*** THE DATA Section Begins ***
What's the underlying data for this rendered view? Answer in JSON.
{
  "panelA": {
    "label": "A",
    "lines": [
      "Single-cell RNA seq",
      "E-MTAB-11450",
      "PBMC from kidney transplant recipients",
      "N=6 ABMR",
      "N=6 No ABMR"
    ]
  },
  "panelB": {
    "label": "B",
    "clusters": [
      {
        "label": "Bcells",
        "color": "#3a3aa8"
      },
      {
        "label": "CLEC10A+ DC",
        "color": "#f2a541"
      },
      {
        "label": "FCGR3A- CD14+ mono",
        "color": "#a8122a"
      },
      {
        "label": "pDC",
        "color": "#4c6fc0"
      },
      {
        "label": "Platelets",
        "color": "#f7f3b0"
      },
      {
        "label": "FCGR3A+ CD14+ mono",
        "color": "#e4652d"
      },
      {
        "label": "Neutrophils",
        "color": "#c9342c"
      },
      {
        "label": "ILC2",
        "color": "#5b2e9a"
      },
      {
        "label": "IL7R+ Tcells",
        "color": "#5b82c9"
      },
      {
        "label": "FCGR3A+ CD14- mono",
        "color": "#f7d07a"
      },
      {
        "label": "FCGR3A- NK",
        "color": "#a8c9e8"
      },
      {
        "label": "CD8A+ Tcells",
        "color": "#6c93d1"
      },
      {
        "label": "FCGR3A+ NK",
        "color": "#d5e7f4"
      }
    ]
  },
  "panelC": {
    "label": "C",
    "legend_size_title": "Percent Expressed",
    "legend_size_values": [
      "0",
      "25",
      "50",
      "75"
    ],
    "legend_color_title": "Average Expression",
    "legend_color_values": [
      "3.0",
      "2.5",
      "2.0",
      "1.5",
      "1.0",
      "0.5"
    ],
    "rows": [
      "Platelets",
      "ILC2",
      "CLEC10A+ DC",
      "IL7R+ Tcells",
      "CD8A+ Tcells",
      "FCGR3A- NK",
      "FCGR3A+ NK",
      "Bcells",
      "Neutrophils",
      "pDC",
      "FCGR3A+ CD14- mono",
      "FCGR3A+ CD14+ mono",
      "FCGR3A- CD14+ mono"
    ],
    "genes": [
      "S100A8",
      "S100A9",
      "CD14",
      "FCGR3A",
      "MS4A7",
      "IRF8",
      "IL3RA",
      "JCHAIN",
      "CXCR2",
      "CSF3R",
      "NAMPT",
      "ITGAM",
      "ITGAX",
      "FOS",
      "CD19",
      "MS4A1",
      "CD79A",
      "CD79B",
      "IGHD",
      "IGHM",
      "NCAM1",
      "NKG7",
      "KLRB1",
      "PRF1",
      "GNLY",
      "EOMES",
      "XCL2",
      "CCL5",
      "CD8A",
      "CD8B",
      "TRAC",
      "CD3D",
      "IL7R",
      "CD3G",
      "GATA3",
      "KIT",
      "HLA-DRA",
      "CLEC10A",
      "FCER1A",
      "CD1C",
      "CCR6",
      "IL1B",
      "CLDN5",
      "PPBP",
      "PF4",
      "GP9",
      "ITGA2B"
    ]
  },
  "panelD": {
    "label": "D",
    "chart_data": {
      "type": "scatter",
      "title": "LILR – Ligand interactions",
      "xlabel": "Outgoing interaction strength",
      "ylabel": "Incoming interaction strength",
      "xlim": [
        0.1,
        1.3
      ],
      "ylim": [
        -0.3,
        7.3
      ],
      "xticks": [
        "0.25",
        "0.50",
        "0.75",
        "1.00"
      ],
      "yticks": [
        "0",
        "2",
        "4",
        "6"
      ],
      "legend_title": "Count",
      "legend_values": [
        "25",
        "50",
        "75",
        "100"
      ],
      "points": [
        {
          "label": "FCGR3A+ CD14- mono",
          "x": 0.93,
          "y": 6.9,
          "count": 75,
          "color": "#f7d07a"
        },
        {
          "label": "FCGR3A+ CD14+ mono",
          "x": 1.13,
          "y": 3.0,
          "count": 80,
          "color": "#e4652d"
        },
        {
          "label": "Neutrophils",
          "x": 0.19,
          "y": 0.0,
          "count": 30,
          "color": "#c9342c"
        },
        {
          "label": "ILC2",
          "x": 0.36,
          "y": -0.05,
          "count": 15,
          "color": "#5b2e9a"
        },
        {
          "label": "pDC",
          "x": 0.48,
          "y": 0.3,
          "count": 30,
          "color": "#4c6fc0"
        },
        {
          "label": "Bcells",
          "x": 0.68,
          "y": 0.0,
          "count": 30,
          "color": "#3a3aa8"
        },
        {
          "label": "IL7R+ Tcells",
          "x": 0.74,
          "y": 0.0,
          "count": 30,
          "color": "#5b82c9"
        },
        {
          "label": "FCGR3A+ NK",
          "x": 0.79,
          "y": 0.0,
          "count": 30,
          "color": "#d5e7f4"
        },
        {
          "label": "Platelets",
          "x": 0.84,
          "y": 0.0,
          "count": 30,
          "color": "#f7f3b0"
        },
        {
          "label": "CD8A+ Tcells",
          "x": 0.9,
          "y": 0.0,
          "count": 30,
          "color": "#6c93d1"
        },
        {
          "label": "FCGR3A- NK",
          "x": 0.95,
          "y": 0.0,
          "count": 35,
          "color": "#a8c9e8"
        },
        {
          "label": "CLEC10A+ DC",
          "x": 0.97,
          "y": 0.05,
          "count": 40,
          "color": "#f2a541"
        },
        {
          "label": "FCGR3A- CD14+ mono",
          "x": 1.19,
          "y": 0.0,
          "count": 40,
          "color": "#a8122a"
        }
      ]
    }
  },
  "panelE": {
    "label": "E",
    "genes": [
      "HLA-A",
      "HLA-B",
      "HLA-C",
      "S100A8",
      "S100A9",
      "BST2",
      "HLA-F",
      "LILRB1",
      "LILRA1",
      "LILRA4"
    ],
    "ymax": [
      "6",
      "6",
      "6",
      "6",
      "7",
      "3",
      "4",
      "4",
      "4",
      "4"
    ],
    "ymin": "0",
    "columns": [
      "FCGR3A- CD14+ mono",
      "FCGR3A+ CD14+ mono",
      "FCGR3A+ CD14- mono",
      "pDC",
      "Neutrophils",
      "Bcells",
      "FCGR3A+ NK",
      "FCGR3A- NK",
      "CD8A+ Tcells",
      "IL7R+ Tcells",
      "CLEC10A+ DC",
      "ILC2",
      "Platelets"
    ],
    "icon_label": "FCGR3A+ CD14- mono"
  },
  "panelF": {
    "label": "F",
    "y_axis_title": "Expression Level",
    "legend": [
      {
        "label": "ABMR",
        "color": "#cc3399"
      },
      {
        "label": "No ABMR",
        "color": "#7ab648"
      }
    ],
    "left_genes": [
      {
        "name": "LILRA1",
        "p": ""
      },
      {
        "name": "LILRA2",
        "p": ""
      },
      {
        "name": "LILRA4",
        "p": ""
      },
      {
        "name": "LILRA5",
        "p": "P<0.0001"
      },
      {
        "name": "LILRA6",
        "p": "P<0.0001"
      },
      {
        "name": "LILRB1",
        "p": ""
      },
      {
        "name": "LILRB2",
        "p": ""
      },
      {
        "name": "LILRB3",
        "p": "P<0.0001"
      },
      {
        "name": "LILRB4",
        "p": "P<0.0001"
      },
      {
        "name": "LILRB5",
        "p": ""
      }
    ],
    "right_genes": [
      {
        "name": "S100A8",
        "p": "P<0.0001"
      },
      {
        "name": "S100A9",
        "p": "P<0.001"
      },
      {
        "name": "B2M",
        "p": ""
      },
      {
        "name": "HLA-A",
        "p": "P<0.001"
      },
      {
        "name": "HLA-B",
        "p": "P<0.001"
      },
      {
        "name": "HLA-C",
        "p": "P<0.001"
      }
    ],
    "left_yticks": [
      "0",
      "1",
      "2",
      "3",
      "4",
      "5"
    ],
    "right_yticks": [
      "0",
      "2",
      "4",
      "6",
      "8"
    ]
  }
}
*** THE DATA Section Ends ***
**WHAT YOU SHOULD DO**
When a line in the records above contains the word "strength", copy it.

**EXERCISE RESPONSE**
      "xlabel": "Outgoing interaction strength",
      "ylabel": "Incoming interaction strength",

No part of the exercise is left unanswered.